Material supplied →

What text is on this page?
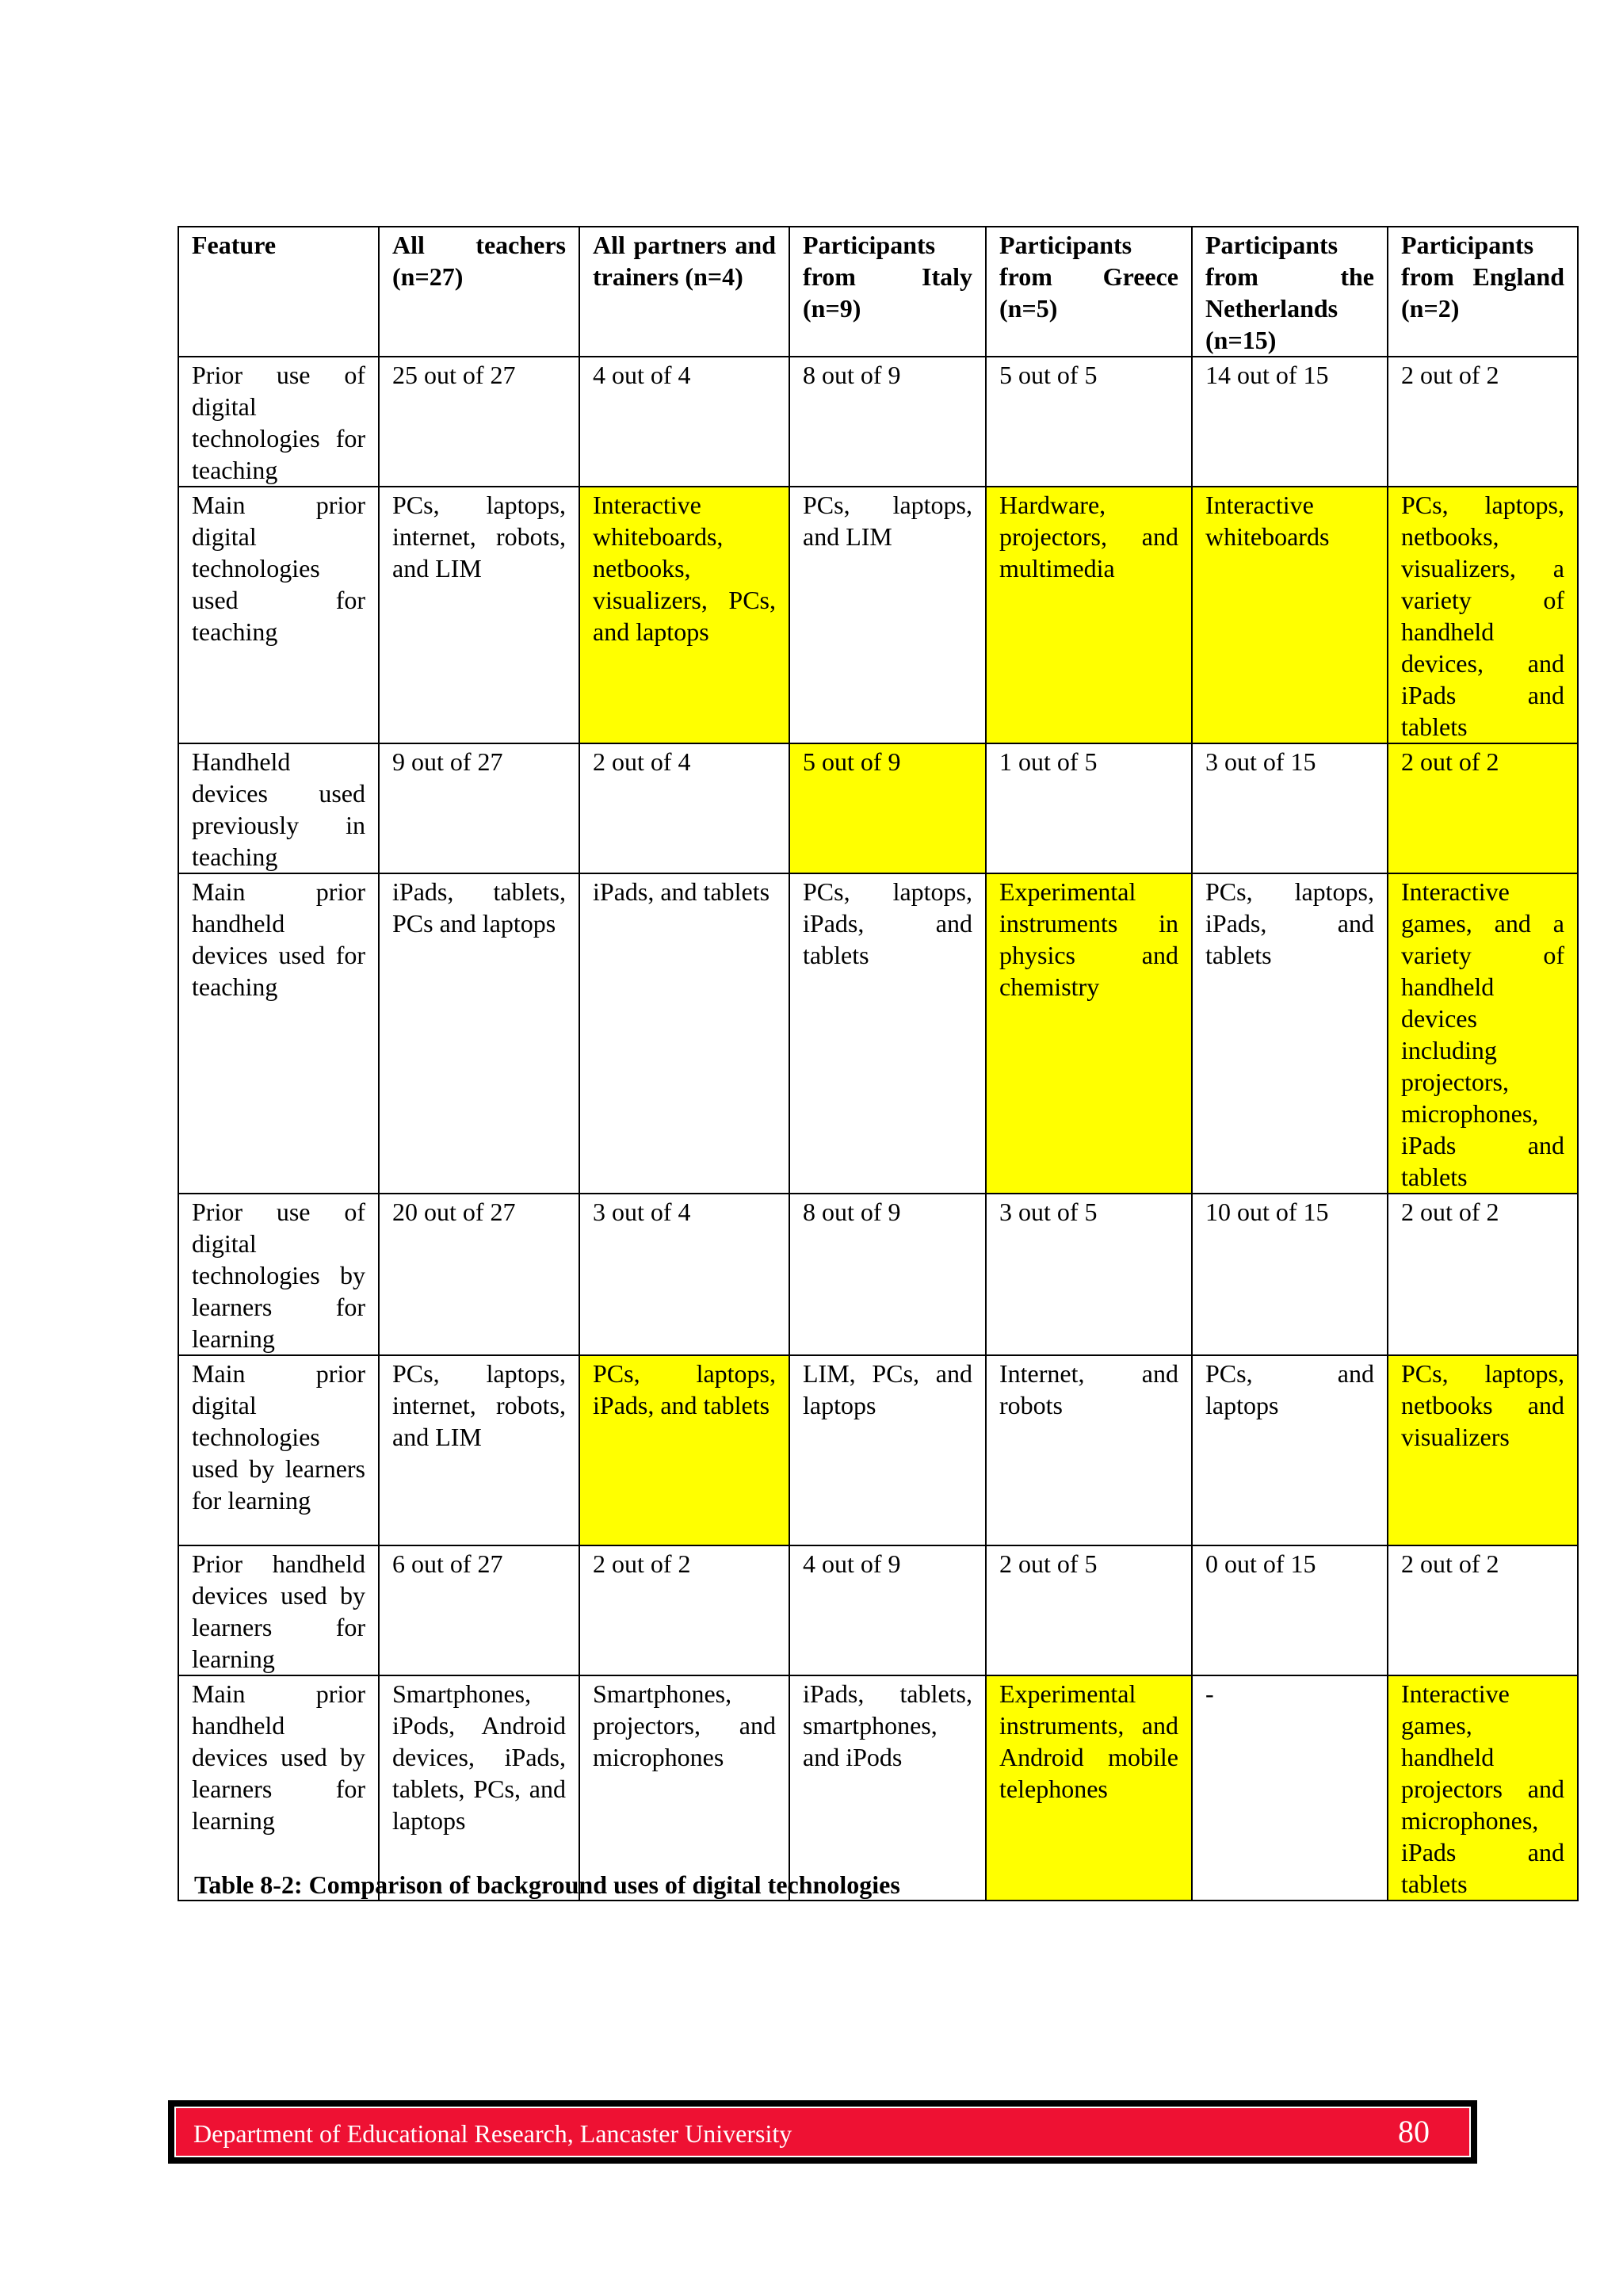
Feature	All teachers (n=27)	All partners and trainers (n=4)	Participants from Italy (n=9)	Participants from Greece (n=5)	Participants from the Netherlands (n=15)	Participants from England (n=2)
Prior use of digital technologies for teaching	25 out of 27	4 out of 4	8 out of 9	5 out of 5	14 out of 15	2 out of 2
Main prior digital technologies used for teaching	PCs, laptops, internet, robots, and LIM	Interactive whiteboards, netbooks, visualizers, PCs, and laptops	PCs, laptops, and LIM	Hardware, projectors, and multimedia	Interactive whiteboards	PCs, laptops, netbooks, visualizers, a variety of handheld devices, and iPads and tablets
Handheld devices used previously in teaching	9 out of 27	2 out of 4	5 out of 9	1 out of 5	3 out of 15	2 out of 2
Main prior handheld devices used for teaching	iPads, tablets, PCs and laptops	iPads, and tablets	PCs, laptops, iPads, and tablets	Experimental instruments in physics and chemistry	PCs, laptops, iPads, and tablets	Interactive games, and a variety of handheld devices including projectors, microphones, iPads and tablets
Prior use of digital technologies by learners for learning	20 out of 27	3 out of 4	8 out of 9	3 out of 5	10 out of 15	2 out of 2
Main prior digital technologies used by learners for learning	PCs, laptops, internet, robots, and LIM	PCs, laptops, iPads, and tablets	LIM, PCs, and laptops	Internet, and robots	PCs, and laptops	PCs, laptops, netbooks and visualizers
Prior handheld devices used by learners for learning	6 out of 27	2 out of 2	4 out of 9	2 out of 5	0 out of 15	2 out of 2
Main prior handheld devices used by learners for learning	Smartphones, iPods, Android devices, iPads, tablets, PCs, and laptops	Smartphones, projectors, and microphones	iPads, tablets, smartphones, and iPods	Experimental instruments, and Android mobile telephones	-	Interactive games, handheld projectors and microphones, iPads and tablets
Table 8-2: Comparison of background uses of digital technologies
Department of Educational Research, Lancaster University	80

What to produce → Say how many lines hold the word "learning", giving the number and nothing else.

The reply → 4